*DIRECTIVE*
Identify the lines that contain the string "JSON" and copy all of them.

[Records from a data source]

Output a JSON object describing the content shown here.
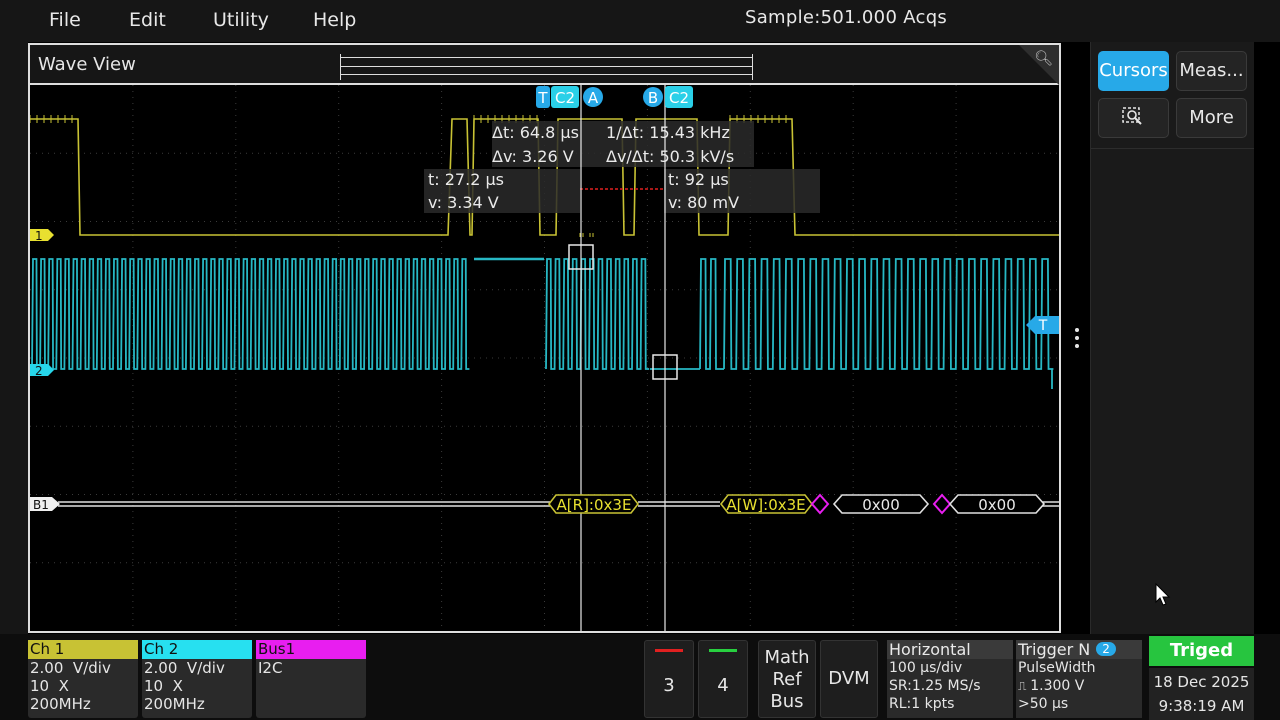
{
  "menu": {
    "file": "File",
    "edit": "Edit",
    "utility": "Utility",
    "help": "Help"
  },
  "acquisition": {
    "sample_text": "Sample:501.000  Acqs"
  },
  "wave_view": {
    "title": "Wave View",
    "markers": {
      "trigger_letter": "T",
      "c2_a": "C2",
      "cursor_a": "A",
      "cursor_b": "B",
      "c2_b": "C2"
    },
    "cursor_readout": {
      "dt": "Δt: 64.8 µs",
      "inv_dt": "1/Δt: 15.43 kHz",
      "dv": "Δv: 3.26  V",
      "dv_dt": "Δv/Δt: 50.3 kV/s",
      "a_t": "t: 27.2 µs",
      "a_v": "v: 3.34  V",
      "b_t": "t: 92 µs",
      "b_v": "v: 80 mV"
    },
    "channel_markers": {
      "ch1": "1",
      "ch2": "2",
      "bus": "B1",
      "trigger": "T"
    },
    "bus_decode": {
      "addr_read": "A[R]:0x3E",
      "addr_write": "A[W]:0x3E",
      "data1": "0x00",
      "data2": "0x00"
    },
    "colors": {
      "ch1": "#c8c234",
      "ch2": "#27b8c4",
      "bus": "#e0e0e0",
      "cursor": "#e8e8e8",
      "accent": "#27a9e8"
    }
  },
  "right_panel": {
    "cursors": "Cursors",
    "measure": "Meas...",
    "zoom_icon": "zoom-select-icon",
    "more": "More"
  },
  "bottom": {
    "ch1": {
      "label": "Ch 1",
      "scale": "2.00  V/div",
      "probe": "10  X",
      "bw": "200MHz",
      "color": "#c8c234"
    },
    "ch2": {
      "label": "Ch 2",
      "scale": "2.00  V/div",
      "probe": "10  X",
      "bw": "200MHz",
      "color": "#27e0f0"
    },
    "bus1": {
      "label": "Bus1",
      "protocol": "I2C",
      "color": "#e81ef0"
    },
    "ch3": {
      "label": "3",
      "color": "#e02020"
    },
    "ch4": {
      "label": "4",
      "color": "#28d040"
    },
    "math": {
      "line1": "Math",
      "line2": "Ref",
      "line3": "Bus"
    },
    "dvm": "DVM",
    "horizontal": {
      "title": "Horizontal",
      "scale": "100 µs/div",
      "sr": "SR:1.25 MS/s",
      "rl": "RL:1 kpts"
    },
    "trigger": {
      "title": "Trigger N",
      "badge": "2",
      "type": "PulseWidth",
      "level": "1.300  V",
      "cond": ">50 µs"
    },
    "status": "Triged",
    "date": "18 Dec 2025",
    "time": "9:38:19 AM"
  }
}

---

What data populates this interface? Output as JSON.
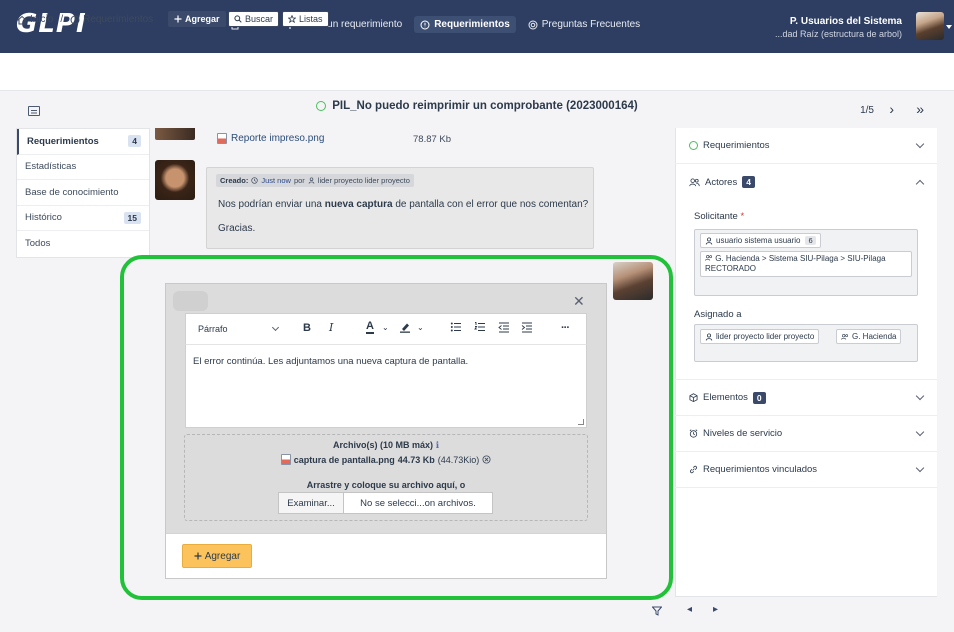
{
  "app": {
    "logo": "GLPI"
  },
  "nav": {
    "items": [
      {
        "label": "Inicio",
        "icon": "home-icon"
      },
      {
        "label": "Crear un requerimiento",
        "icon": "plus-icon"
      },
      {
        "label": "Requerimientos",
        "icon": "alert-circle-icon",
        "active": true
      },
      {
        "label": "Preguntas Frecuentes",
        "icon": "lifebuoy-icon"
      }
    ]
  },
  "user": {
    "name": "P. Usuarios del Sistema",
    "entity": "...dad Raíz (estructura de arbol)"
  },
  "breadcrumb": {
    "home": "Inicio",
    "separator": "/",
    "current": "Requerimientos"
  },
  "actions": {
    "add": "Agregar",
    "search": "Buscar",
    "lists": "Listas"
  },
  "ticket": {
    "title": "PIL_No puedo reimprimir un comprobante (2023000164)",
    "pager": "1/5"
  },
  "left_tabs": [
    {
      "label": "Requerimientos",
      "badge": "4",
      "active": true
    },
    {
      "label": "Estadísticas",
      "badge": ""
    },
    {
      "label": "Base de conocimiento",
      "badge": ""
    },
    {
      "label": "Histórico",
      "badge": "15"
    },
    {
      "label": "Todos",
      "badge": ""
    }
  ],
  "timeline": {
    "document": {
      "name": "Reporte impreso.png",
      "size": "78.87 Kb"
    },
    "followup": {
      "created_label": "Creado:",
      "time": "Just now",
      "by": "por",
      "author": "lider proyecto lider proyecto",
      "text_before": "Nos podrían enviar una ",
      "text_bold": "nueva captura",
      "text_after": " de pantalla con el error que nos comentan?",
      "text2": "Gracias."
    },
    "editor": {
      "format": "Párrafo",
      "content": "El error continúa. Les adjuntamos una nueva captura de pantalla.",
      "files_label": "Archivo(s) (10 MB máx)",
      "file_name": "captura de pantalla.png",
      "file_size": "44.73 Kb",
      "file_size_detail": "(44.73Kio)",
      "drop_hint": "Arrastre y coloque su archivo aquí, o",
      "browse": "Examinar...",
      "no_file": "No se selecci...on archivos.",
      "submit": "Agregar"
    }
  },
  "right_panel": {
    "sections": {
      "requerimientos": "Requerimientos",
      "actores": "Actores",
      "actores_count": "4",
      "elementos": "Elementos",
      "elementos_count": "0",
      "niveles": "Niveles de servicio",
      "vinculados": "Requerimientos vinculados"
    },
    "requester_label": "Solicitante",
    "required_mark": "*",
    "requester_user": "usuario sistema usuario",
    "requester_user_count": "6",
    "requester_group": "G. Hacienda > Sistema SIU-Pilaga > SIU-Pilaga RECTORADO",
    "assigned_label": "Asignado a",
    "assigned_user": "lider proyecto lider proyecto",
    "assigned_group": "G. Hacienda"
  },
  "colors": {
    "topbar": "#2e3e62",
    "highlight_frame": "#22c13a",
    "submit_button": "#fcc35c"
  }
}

*TASK ANSWER*
Output a JSON object describing the content shown here.
What data populates this interface? Output as JSON.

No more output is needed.